— BEGIN Task data —

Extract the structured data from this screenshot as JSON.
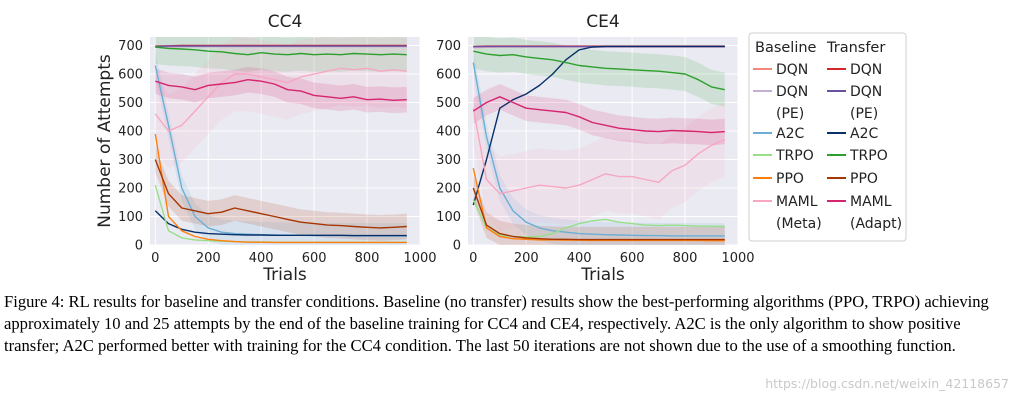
{
  "figure": {
    "caption": "Figure 4: RL results for baseline and transfer conditions. Baseline (no transfer) results show the best-performing algorithms (PPO, TRPO) achieving approximately 10 and 25 attempts by the end of the baseline training for CC4 and CE4, respectively. A2C is the only algorithm to show positive transfer; A2C performed better with training for the CC4 condition. The last 50 iterations are not shown due to the use of a smoothing function.",
    "watermark": "https://blog.csdn.net/weixin_42118657"
  },
  "chart_data": [
    {
      "type": "line",
      "title": "CC4",
      "xlabel": "Trials",
      "ylabel": "Number of Attempts",
      "xlim": [
        -20,
        1000
      ],
      "ylim": [
        0,
        730
      ],
      "xticks": [
        "0",
        "200",
        "400",
        "600",
        "800",
        "1000"
      ],
      "yticks": [
        "0",
        "100",
        "200",
        "300",
        "400",
        "500",
        "600",
        "700"
      ],
      "x": [
        0,
        50,
        100,
        150,
        200,
        250,
        300,
        350,
        400,
        450,
        500,
        550,
        600,
        650,
        700,
        750,
        800,
        850,
        900,
        950
      ],
      "series": [
        {
          "name": "DQN (Baseline)",
          "color": "#f4897b",
          "values": [
            695,
            695,
            696,
            697,
            697,
            697,
            697,
            697,
            697,
            697,
            697,
            697,
            697,
            697,
            697,
            697,
            697,
            697,
            697,
            697
          ]
        },
        {
          "name": "DQN (Transfer)",
          "color": "#d62728",
          "values": [
            698,
            699,
            700,
            700,
            700,
            700,
            700,
            700,
            700,
            700,
            700,
            700,
            700,
            700,
            700,
            700,
            700,
            700,
            700,
            700
          ]
        },
        {
          "name": "DQN (PE) (Baseline)",
          "color": "#c5b0d5",
          "values": [
            695,
            696,
            696,
            696,
            696,
            696,
            696,
            696,
            696,
            696,
            696,
            696,
            696,
            696,
            696,
            696,
            696,
            696,
            696,
            696
          ]
        },
        {
          "name": "DQN (PE) (Transfer)",
          "color": "#6a51a3",
          "values": [
            697,
            698,
            698,
            698,
            698,
            698,
            698,
            698,
            698,
            698,
            698,
            698,
            698,
            698,
            698,
            698,
            698,
            698,
            698,
            698
          ]
        },
        {
          "name": "A2C (Baseline)",
          "color": "#6baed6",
          "values": [
            630,
            420,
            200,
            100,
            60,
            45,
            40,
            38,
            36,
            35,
            34,
            34,
            33,
            33,
            33,
            32,
            32,
            32,
            32,
            32
          ]
        },
        {
          "name": "A2C (Transfer)",
          "color": "#08306b",
          "values": [
            120,
            75,
            55,
            45,
            40,
            38,
            36,
            35,
            35,
            34,
            34,
            34,
            34,
            34,
            34,
            33,
            33,
            33,
            33,
            33
          ]
        },
        {
          "name": "TRPO (Baseline)",
          "color": "#98df8a",
          "values": [
            210,
            50,
            25,
            18,
            15,
            13,
            12,
            11,
            11,
            10,
            10,
            10,
            10,
            10,
            10,
            10,
            10,
            10,
            10,
            10
          ]
        },
        {
          "name": "TRPO (Transfer)",
          "color": "#2ca02c",
          "values": [
            695,
            690,
            688,
            685,
            680,
            678,
            672,
            668,
            675,
            670,
            668,
            672,
            668,
            670,
            668,
            672,
            670,
            668,
            670,
            668
          ]
        },
        {
          "name": "PPO (Baseline)",
          "color": "#ff7f0e",
          "values": [
            390,
            100,
            50,
            30,
            20,
            15,
            12,
            10,
            10,
            9,
            9,
            9,
            9,
            9,
            9,
            9,
            9,
            9,
            9,
            9
          ]
        },
        {
          "name": "PPO (Transfer)",
          "color": "#a63603",
          "values": [
            300,
            180,
            130,
            120,
            110,
            115,
            130,
            120,
            110,
            100,
            90,
            80,
            75,
            70,
            68,
            65,
            62,
            60,
            62,
            65
          ]
        },
        {
          "name": "MAML (Meta)",
          "color": "#f7a7c0",
          "values": [
            460,
            400,
            420,
            470,
            520,
            570,
            600,
            600,
            590,
            580,
            570,
            590,
            600,
            610,
            620,
            615,
            620,
            610,
            615,
            610
          ]
        },
        {
          "name": "MAML (Adapt)",
          "color": "#d6246e",
          "values": [
            575,
            560,
            555,
            545,
            560,
            565,
            570,
            580,
            575,
            565,
            545,
            540,
            525,
            520,
            515,
            520,
            510,
            512,
            508,
            510
          ]
        }
      ]
    },
    {
      "type": "line",
      "title": "CE4",
      "xlabel": "Trials",
      "ylabel": "",
      "xlim": [
        -20,
        1000
      ],
      "ylim": [
        0,
        730
      ],
      "xticks": [
        "0",
        "200",
        "400",
        "600",
        "800",
        "1000"
      ],
      "yticks": [
        "0",
        "100",
        "200",
        "300",
        "400",
        "500",
        "600",
        "700"
      ],
      "x": [
        0,
        50,
        100,
        150,
        200,
        250,
        300,
        350,
        400,
        450,
        500,
        550,
        600,
        650,
        700,
        750,
        800,
        850,
        900,
        950
      ],
      "series": [
        {
          "name": "DQN (Baseline)",
          "color": "#f4897b",
          "values": [
            693,
            694,
            695,
            695,
            695,
            695,
            695,
            695,
            695,
            695,
            695,
            695,
            695,
            695,
            695,
            695,
            695,
            695,
            695,
            695
          ]
        },
        {
          "name": "DQN (Transfer)",
          "color": "#d62728",
          "values": [
            697,
            698,
            698,
            698,
            698,
            698,
            698,
            698,
            698,
            698,
            698,
            698,
            698,
            698,
            698,
            698,
            698,
            698,
            698,
            698
          ]
        },
        {
          "name": "DQN (PE) (Baseline)",
          "color": "#c5b0d5",
          "values": [
            694,
            695,
            695,
            695,
            695,
            695,
            695,
            695,
            695,
            695,
            695,
            695,
            695,
            695,
            695,
            695,
            695,
            695,
            695,
            695
          ]
        },
        {
          "name": "DQN (PE) (Transfer)",
          "color": "#6a51a3",
          "values": [
            696,
            697,
            697,
            697,
            697,
            697,
            697,
            697,
            697,
            697,
            697,
            697,
            697,
            697,
            697,
            697,
            697,
            697,
            697,
            697
          ]
        },
        {
          "name": "A2C (Baseline)",
          "color": "#6baed6",
          "values": [
            640,
            380,
            200,
            120,
            80,
            60,
            50,
            45,
            40,
            38,
            36,
            35,
            34,
            33,
            33,
            32,
            32,
            32,
            32,
            32
          ]
        },
        {
          "name": "A2C (Transfer)",
          "color": "#08306b",
          "values": [
            140,
            300,
            480,
            510,
            530,
            560,
            600,
            650,
            685,
            695,
            697,
            697,
            697,
            697,
            697,
            697,
            697,
            697,
            697,
            697
          ]
        },
        {
          "name": "TRPO (Baseline)",
          "color": "#98df8a",
          "values": [
            160,
            60,
            35,
            30,
            28,
            30,
            40,
            60,
            75,
            85,
            90,
            80,
            75,
            70,
            68,
            70,
            68,
            66,
            66,
            65
          ]
        },
        {
          "name": "TRPO (Transfer)",
          "color": "#2ca02c",
          "values": [
            680,
            670,
            665,
            668,
            660,
            655,
            650,
            640,
            630,
            625,
            620,
            618,
            615,
            612,
            610,
            605,
            600,
            580,
            555,
            545
          ]
        },
        {
          "name": "PPO (Baseline)",
          "color": "#ff7f0e",
          "values": [
            270,
            60,
            30,
            22,
            20,
            18,
            18,
            17,
            17,
            16,
            16,
            16,
            16,
            16,
            16,
            16,
            16,
            16,
            15,
            15
          ]
        },
        {
          "name": "PPO (Transfer)",
          "color": "#a63603",
          "values": [
            200,
            70,
            40,
            30,
            25,
            22,
            20,
            20,
            19,
            19,
            19,
            19,
            19,
            19,
            19,
            19,
            19,
            19,
            19,
            19
          ]
        },
        {
          "name": "MAML (Meta)",
          "color": "#f7a7c0",
          "values": [
            480,
            230,
            180,
            190,
            200,
            210,
            205,
            200,
            210,
            230,
            250,
            240,
            240,
            230,
            220,
            260,
            280,
            320,
            350,
            370
          ]
        },
        {
          "name": "MAML (Adapt)",
          "color": "#d6246e",
          "values": [
            470,
            500,
            520,
            500,
            480,
            475,
            470,
            465,
            450,
            430,
            420,
            410,
            405,
            400,
            398,
            402,
            400,
            398,
            395,
            398
          ]
        }
      ]
    }
  ],
  "legend": {
    "header_baseline": "Baseline",
    "header_transfer": "Transfer",
    "rows": [
      {
        "baseline_label": "DQN",
        "baseline_color": "#f4897b",
        "transfer_label": "DQN",
        "transfer_color": "#d62728"
      },
      {
        "baseline_label": "DQN",
        "baseline_sub": "(PE)",
        "baseline_color": "#c5b0d5",
        "transfer_label": "DQN",
        "transfer_sub": "(PE)",
        "transfer_color": "#6a51a3"
      },
      {
        "baseline_label": "A2C",
        "baseline_color": "#6baed6",
        "transfer_label": "A2C",
        "transfer_color": "#08306b"
      },
      {
        "baseline_label": "TRPO",
        "baseline_color": "#98df8a",
        "transfer_label": "TRPO",
        "transfer_color": "#2ca02c"
      },
      {
        "baseline_label": "PPO",
        "baseline_color": "#ff7f0e",
        "transfer_label": "PPO",
        "transfer_color": "#a63603"
      },
      {
        "baseline_label": "MAML",
        "baseline_sub": "(Meta)",
        "baseline_color": "#f7a7c0",
        "transfer_label": "MAML",
        "transfer_sub": "(Adapt)",
        "transfer_color": "#d6246e"
      }
    ]
  }
}
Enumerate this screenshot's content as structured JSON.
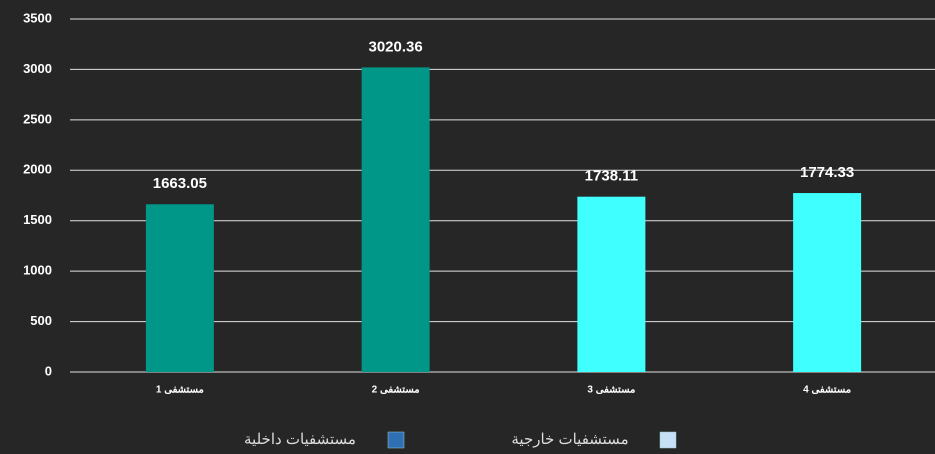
{
  "chart_data": {
    "type": "bar",
    "categories": [
      "مستشفى 1",
      "مستشفى 2",
      "مستشفى 3",
      "مستشفى 4"
    ],
    "values": [
      1663.05,
      3020.36,
      1738.11,
      1774.33
    ],
    "colors": [
      "#009688",
      "#009688",
      "#40ffff",
      "#40ffff"
    ],
    "ylim": [
      0,
      3500
    ],
    "yticks": [
      0,
      500,
      1000,
      1500,
      2000,
      2500,
      3000,
      3500
    ],
    "grid": true,
    "legend": [
      {
        "name": "مستشفيات خارجية",
        "color": "#c6e0f5"
      },
      {
        "name": "مستشفيات داخلية",
        "color": "#2f6fb3"
      }
    ],
    "legend_position": "bottom"
  }
}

— END Task data —

Description of the task
Pick out, from the lines above, every one that contains the string "screenshot".

Output of the exercise
Extract the structured data from this screenshot as JSON.
Enumerate this screenshot's content as structured JSON.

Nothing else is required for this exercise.